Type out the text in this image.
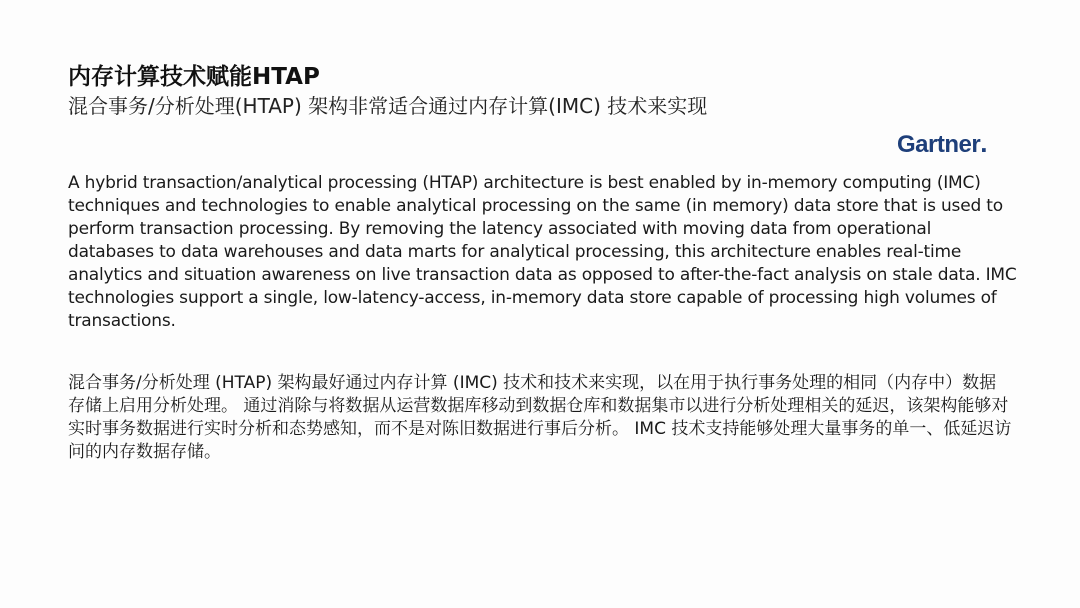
内存计算技术赋能HTAP
混合事务/分析处理(HTAP) 架构非常适合通过内存计算(IMC) 技术来实现
Gartner.
A hybrid transaction/analytical processing (HTAP) architecture is best enabled by in-memory computing (IMC) techniques and technologies to enable analytical processing on the same (in memory) data store that is used to perform transaction processing. By removing the latency associated with moving data from operational databases to data warehouses and data marts for analytical processing, this architecture enables real-time analytics and situation awareness on live transaction data as opposed to after-the-fact analysis on stale data. IMC technologies support a single, low-latency-access, in-memory data store capable of processing high volumes of transactions.
混合事务/分析处理 (HTAP) 架构最好通过内存计算 (IMC) 技术和技术来实现，以在用于执行事务处理的相同（内存中）数据存储上启用分析处理。 通过消除与将数据从运营数据库移动到数据仓库和数据集市以进行分析处理相关的延迟，该架构能够对实时事务数据进行实时分析和态势感知，而不是对陈旧数据进行事后分析。 IMC 技术支持能够处理大量事务的单一、低延迟访问的内存数据存储。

-=-=-=-=-

■ **What to do**: Transcribe the records word for word and include no pictures.

■ **Answer for the task**:
Type out the text in this image.
内存计算技术赋能HTAP
混合事务/分析处理(HTAP) 架构非常适合通过内存计算(IMC) 技术来实现
Gartner.
A hybrid transaction/analytical processing (HTAP) architecture is best enabled by in-memory computing (IMC) techniques and technologies to enable analytical processing on the same (in memory) data store that is used to perform transaction processing. By removing the latency associated with moving data from operational databases to data warehouses and data marts for analytical processing, this architecture enables real-time analytics and situation awareness on live transaction data as opposed to after-the-fact analysis on stale data. IMC technologies support a single, low-latency-access, in-memory data store capable of processing high volumes of transactions.
混合事务/分析处理 (HTAP) 架构最好通过内存计算 (IMC) 技术和技术来实现，以在用于执行事务处理的相同（内存中）数据存储上启用分析处理。 通过消除与将数据从运营数据库移动到数据仓库和数据集市以进行分析处理相关的延迟，该架构能够对实时事务数据进行实时分析和态势感知，而不是对陈旧数据进行事后分析。 IMC 技术支持能够处理大量事务的单一、低延迟访问的内存数据存储。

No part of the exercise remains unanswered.